**SET EXERCISE**: Retype each of the rows below character for character, keeping them in their original order.

**RECORDS SUPPLIED**:
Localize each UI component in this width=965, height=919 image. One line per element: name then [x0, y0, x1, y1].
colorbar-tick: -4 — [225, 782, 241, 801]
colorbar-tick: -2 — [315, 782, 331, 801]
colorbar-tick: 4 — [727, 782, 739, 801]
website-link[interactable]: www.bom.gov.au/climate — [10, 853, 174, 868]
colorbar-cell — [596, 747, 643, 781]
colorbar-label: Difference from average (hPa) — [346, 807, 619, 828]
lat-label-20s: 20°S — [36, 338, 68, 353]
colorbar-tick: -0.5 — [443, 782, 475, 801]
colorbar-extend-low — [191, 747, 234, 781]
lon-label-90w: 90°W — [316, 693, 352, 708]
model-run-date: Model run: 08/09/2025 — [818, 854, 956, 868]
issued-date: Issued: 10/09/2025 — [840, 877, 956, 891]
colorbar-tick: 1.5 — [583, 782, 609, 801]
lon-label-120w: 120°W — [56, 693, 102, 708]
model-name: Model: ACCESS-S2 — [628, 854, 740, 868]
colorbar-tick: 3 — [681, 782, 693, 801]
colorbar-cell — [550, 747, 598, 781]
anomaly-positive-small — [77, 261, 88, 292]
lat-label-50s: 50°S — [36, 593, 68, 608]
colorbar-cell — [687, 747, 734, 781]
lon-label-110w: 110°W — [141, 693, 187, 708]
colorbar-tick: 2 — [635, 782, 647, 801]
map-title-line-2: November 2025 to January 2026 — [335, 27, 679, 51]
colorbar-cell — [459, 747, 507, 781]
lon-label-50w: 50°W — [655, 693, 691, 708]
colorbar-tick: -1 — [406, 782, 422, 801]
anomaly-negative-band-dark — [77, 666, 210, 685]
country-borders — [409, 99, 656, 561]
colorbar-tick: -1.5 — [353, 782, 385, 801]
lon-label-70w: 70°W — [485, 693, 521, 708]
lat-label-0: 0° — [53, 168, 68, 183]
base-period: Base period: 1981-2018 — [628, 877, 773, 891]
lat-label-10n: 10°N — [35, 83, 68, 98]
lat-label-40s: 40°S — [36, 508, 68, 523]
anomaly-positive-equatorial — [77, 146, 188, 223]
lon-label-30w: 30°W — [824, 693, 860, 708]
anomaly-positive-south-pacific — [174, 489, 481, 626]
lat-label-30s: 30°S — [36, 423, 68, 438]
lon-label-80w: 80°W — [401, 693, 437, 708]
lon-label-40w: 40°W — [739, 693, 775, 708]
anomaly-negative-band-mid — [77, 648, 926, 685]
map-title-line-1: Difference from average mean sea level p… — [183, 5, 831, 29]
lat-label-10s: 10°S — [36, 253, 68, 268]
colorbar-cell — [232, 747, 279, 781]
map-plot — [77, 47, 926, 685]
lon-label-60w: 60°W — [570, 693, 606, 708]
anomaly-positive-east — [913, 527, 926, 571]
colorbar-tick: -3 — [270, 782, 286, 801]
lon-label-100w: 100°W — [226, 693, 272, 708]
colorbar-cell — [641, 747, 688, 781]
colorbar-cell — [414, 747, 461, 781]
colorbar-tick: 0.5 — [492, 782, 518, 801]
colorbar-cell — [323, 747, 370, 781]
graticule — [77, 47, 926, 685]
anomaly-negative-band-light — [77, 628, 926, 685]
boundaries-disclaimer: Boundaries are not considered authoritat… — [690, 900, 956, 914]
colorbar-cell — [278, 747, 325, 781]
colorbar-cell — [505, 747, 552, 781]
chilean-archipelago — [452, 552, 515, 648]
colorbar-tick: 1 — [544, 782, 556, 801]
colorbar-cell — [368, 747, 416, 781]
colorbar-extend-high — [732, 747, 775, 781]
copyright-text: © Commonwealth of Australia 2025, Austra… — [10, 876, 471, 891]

**ANSWER**:
Localize each UI component in this width=965, height=919 image. One line per element: name then [x0, y0, x1, y1].
colorbar-tick: -4 — [225, 782, 241, 801]
colorbar-tick: -2 — [315, 782, 331, 801]
colorbar-tick: 4 — [727, 782, 739, 801]
website-link[interactable]: www.bom.gov.au/climate — [10, 853, 174, 868]
colorbar-cell — [596, 747, 643, 781]
colorbar-label: Difference from average (hPa) — [346, 807, 619, 828]
lat-label-20s: 20°S — [36, 338, 68, 353]
colorbar-tick: -0.5 — [443, 782, 475, 801]
colorbar-extend-low — [191, 747, 234, 781]
lon-label-90w: 90°W — [316, 693, 352, 708]
model-run-date: Model run: 08/09/2025 — [818, 854, 956, 868]
issued-date: Issued: 10/09/2025 — [840, 877, 956, 891]
colorbar-tick: 1.5 — [583, 782, 609, 801]
lon-label-120w: 120°W — [56, 693, 102, 708]
model-name: Model: ACCESS-S2 — [628, 854, 740, 868]
colorbar-tick: 3 — [681, 782, 693, 801]
colorbar-cell — [550, 747, 598, 781]
anomaly-positive-small — [77, 261, 88, 292]
lat-label-50s: 50°S — [36, 593, 68, 608]
colorbar-cell — [687, 747, 734, 781]
lon-label-110w: 110°W — [141, 693, 187, 708]
colorbar-tick: 2 — [635, 782, 647, 801]
map-title-line-2: November 2025 to January 2026 — [335, 27, 679, 51]
colorbar-cell — [459, 747, 507, 781]
lon-label-50w: 50°W — [655, 693, 691, 708]
colorbar-tick: -1 — [406, 782, 422, 801]
anomaly-negative-band-dark — [77, 666, 210, 685]
country-borders — [409, 99, 656, 561]
colorbar-tick: -1.5 — [353, 782, 385, 801]
lon-label-70w: 70°W — [485, 693, 521, 708]
lat-label-0: 0° — [53, 168, 68, 183]
base-period: Base period: 1981-2018 — [628, 877, 773, 891]
lat-label-10n: 10°N — [35, 83, 68, 98]
lat-label-40s: 40°S — [36, 508, 68, 523]
anomaly-positive-equatorial — [77, 146, 188, 223]
lon-label-30w: 30°W — [824, 693, 860, 708]
anomaly-positive-south-pacific — [174, 489, 481, 626]
lat-label-30s: 30°S — [36, 423, 68, 438]
lon-label-80w: 80°W — [401, 693, 437, 708]
lon-label-40w: 40°W — [739, 693, 775, 708]
anomaly-negative-band-mid — [77, 648, 926, 685]
map-title-line-1: Difference from average mean sea level p… — [183, 5, 831, 29]
lat-label-10s: 10°S — [36, 253, 68, 268]
colorbar-cell — [232, 747, 279, 781]
map-plot — [77, 47, 926, 685]
lon-label-60w: 60°W — [570, 693, 606, 708]
anomaly-positive-east — [913, 527, 926, 571]
colorbar-tick: -3 — [270, 782, 286, 801]
lon-label-100w: 100°W — [226, 693, 272, 708]
colorbar-cell — [641, 747, 688, 781]
colorbar-cell — [414, 747, 461, 781]
colorbar-tick: 0.5 — [492, 782, 518, 801]
colorbar-cell — [323, 747, 370, 781]
graticule — [77, 47, 926, 685]
anomaly-negative-band-light — [77, 628, 926, 685]
boundaries-disclaimer: Boundaries are not considered authoritat… — [690, 900, 956, 914]
colorbar-cell — [278, 747, 325, 781]
colorbar-cell — [505, 747, 552, 781]
chilean-archipelago — [452, 552, 515, 648]
colorbar-tick: 1 — [544, 782, 556, 801]
colorbar-cell — [368, 747, 416, 781]
colorbar-extend-high — [732, 747, 775, 781]
copyright-text: © Commonwealth of Australia 2025, Austra… — [10, 876, 471, 891]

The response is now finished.